EXCERPTED DATA |
## START
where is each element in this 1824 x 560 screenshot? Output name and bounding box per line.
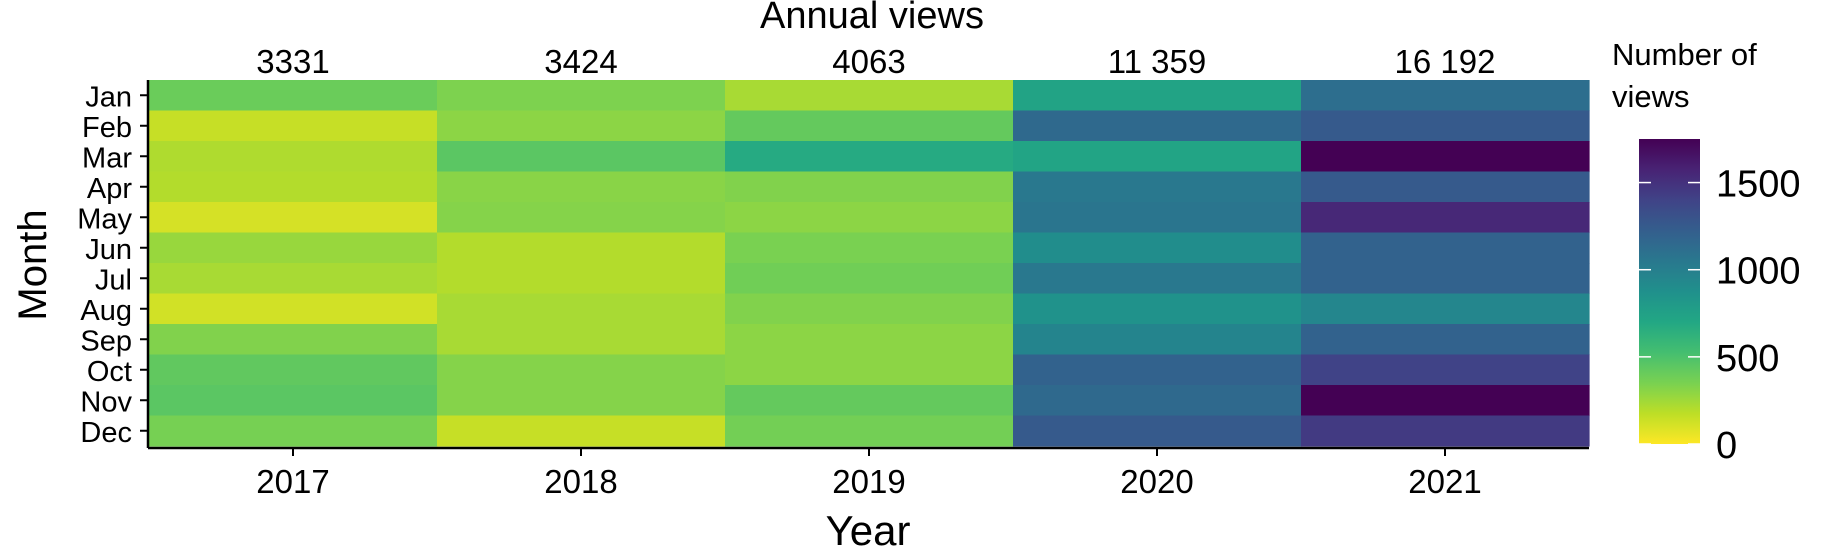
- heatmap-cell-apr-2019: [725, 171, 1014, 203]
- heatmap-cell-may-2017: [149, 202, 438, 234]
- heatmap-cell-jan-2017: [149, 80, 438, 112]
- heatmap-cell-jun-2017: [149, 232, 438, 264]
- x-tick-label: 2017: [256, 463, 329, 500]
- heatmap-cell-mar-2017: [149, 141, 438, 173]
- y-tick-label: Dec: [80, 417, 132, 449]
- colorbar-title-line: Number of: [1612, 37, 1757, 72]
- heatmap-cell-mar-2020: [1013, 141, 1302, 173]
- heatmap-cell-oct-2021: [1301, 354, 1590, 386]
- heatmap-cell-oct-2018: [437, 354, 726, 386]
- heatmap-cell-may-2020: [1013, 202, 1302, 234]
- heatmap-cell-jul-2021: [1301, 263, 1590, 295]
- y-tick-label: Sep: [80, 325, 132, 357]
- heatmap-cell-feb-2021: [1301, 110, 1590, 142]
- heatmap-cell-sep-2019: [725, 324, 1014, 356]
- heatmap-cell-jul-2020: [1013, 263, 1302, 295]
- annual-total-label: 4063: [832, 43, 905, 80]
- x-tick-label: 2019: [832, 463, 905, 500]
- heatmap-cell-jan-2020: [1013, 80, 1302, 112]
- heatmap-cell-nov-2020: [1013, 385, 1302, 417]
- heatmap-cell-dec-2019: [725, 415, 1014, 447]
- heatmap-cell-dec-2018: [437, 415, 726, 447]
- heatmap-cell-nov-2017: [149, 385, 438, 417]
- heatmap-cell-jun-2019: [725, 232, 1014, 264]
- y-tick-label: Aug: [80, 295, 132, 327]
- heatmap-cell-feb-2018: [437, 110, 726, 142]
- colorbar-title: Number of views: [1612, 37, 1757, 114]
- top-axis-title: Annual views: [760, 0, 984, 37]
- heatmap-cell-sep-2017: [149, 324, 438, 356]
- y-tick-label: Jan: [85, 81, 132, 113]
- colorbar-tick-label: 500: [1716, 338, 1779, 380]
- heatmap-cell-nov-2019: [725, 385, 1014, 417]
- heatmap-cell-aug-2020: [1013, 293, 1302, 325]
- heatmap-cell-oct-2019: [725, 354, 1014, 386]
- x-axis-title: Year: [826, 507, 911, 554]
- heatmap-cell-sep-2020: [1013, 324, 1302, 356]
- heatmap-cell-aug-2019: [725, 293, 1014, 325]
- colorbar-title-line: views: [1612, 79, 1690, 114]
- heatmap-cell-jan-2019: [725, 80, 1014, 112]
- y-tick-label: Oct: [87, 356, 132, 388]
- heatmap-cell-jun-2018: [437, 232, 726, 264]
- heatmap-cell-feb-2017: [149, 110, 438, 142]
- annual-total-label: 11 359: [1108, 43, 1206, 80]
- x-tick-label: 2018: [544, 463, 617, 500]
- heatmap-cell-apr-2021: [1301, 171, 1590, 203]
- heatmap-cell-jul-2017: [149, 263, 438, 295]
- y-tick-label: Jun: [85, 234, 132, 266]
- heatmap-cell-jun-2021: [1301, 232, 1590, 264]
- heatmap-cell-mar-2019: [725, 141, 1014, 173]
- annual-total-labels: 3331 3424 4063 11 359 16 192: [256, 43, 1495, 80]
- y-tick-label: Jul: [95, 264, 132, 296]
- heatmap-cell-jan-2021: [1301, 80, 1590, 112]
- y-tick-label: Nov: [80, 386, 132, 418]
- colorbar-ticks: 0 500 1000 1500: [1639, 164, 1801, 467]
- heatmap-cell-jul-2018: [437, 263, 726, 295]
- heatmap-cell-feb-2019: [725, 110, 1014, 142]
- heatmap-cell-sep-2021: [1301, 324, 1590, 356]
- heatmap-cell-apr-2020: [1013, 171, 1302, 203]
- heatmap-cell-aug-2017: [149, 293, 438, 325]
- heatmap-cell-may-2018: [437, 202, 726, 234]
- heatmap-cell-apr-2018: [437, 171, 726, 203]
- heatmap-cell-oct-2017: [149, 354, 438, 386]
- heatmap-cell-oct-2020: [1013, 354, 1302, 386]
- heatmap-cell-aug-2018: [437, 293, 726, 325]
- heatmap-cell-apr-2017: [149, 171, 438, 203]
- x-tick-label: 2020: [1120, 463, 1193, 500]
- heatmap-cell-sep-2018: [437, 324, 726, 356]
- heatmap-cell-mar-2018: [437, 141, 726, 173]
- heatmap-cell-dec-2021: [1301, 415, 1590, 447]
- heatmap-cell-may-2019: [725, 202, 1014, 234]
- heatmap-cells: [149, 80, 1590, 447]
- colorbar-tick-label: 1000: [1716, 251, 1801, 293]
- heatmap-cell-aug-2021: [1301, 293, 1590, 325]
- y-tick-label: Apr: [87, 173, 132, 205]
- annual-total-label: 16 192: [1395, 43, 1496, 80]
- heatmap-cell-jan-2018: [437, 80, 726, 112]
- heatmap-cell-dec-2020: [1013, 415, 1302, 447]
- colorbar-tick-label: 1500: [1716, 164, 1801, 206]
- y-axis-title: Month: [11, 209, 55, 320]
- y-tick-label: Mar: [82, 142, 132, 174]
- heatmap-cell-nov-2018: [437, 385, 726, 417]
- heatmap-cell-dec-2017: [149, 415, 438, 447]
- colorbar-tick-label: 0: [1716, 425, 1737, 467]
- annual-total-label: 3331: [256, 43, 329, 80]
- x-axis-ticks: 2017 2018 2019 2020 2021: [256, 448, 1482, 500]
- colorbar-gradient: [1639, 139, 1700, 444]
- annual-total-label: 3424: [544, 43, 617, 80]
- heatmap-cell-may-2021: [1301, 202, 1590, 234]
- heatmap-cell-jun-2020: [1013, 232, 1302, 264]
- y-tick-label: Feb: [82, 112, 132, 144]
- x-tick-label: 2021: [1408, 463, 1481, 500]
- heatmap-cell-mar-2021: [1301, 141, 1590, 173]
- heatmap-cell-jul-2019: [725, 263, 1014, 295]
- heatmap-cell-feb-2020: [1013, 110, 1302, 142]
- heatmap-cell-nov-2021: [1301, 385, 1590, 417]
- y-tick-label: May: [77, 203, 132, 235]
## END
## START
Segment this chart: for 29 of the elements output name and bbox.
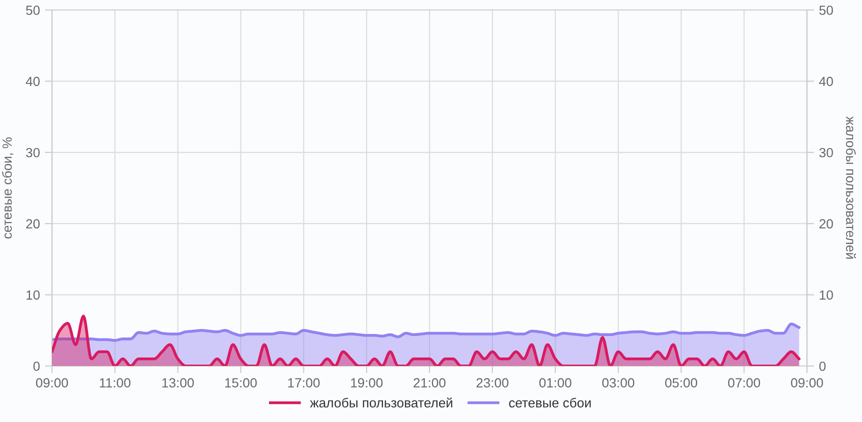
## END
WHAT IS NEEDED |
Extract everything from the line containing "where is each" down to the line containing "- heatmap-cell-mar-2017: [149, 141, 438, 173]", reproducing those lines verbatim and omitting the picture.

OUTPUT |
where is each element in this 1824 x 560 screenshot? Output name and bounding box per line.
- heatmap-cell-apr-2019: [725, 171, 1014, 203]
- heatmap-cell-may-2017: [149, 202, 438, 234]
- heatmap-cell-jan-2017: [149, 80, 438, 112]
- heatmap-cell-jun-2017: [149, 232, 438, 264]
- x-tick-label: 2017: [256, 463, 329, 500]
- heatmap-cell-mar-2017: [149, 141, 438, 173]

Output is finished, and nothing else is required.